THE TASK:
Look at the entries below and reproduce them exactly.

+++++

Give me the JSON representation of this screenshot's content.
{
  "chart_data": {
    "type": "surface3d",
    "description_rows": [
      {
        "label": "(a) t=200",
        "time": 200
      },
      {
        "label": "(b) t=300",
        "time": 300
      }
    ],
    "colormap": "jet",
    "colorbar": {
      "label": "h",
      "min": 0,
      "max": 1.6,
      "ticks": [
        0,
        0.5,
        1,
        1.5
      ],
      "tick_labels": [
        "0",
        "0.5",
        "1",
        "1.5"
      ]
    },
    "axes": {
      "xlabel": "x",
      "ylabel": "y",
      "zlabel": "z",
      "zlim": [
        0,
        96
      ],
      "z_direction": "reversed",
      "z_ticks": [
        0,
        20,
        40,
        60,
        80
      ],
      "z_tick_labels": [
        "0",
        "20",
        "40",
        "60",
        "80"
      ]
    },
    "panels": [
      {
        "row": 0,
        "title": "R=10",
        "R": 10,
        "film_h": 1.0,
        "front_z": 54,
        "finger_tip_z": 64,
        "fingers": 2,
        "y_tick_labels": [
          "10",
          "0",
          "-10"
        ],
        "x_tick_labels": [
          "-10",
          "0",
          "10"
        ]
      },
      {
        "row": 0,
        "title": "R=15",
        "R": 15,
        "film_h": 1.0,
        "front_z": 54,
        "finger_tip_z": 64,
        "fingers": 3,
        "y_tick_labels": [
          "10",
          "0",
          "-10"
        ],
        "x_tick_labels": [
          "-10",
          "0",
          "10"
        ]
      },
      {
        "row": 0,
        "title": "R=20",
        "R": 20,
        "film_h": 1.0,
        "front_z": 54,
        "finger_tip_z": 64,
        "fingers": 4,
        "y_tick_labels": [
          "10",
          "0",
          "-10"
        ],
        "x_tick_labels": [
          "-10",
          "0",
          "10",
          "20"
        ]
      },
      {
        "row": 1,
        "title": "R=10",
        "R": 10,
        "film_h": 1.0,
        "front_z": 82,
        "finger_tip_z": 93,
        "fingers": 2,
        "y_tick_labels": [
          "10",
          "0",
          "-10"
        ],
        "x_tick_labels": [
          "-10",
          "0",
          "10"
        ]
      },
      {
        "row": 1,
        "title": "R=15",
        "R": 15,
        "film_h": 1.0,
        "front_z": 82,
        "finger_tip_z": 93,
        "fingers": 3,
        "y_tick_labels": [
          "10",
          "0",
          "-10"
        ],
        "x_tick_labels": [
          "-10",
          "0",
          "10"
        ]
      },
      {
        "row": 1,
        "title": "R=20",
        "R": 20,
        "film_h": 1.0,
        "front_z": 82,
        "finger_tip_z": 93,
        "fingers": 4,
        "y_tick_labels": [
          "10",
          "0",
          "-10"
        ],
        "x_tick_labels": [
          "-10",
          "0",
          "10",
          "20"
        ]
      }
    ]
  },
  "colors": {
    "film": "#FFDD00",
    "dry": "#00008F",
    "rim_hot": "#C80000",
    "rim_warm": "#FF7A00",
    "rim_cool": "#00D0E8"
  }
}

+++++

EXERCISE RESPONSE:
Give me the JSON representation of this screenshot's content.
{
  "chart_data": {
    "type": "surface3d",
    "description_rows": [
      {
        "label": "(a) t=200",
        "time": 200
      },
      {
        "label": "(b) t=300",
        "time": 300
      }
    ],
    "colormap": "jet",
    "colorbar": {
      "label": "h",
      "min": 0,
      "max": 1.6,
      "ticks": [
        0,
        0.5,
        1,
        1.5
      ],
      "tick_labels": [
        "0",
        "0.5",
        "1",
        "1.5"
      ]
    },
    "axes": {
      "xlabel": "x",
      "ylabel": "y",
      "zlabel": "z",
      "zlim": [
        0,
        96
      ],
      "z_direction": "reversed",
      "z_ticks": [
        0,
        20,
        40,
        60,
        80
      ],
      "z_tick_labels": [
        "0",
        "20",
        "40",
        "60",
        "80"
      ]
    },
    "panels": [
      {
        "row": 0,
        "title": "R=10",
        "R": 10,
        "film_h": 1.0,
        "front_z": 54,
        "finger_tip_z": 64,
        "fingers": 2,
        "y_tick_labels": [
          "10",
          "0",
          "-10"
        ],
        "x_tick_labels": [
          "-10",
          "0",
          "10"
        ]
      },
      {
        "row": 0,
        "title": "R=15",
        "R": 15,
        "film_h": 1.0,
        "front_z": 54,
        "finger_tip_z": 64,
        "fingers": 3,
        "y_tick_labels": [
          "10",
          "0",
          "-10"
        ],
        "x_tick_labels": [
          "-10",
          "0",
          "10"
        ]
      },
      {
        "row": 0,
        "title": "R=20",
        "R": 20,
        "film_h": 1.0,
        "front_z": 54,
        "finger_tip_z": 64,
        "fingers": 4,
        "y_tick_labels": [
          "10",
          "0",
          "-10"
        ],
        "x_tick_labels": [
          "-10",
          "0",
          "10",
          "20"
        ]
      },
      {
        "row": 1,
        "title": "R=10",
        "R": 10,
        "film_h": 1.0,
        "front_z": 82,
        "finger_tip_z": 93,
        "fingers": 2,
        "y_tick_labels": [
          "10",
          "0",
          "-10"
        ],
        "x_tick_labels": [
          "-10",
          "0",
          "10"
        ]
      },
      {
        "row": 1,
        "title": "R=15",
        "R": 15,
        "film_h": 1.0,
        "front_z": 82,
        "finger_tip_z": 93,
        "fingers": 3,
        "y_tick_labels": [
          "10",
          "0",
          "-10"
        ],
        "x_tick_labels": [
          "-10",
          "0",
          "10"
        ]
      },
      {
        "row": 1,
        "title": "R=20",
        "R": 20,
        "film_h": 1.0,
        "front_z": 82,
        "finger_tip_z": 93,
        "fingers": 4,
        "y_tick_labels": [
          "10",
          "0",
          "-10"
        ],
        "x_tick_labels": [
          "-10",
          "0",
          "10",
          "20"
        ]
      }
    ]
  },
  "colors": {
    "film": "#FFDD00",
    "dry": "#00008F",
    "rim_hot": "#C80000",
    "rim_warm": "#FF7A00",
    "rim_cool": "#00D0E8"
  }
}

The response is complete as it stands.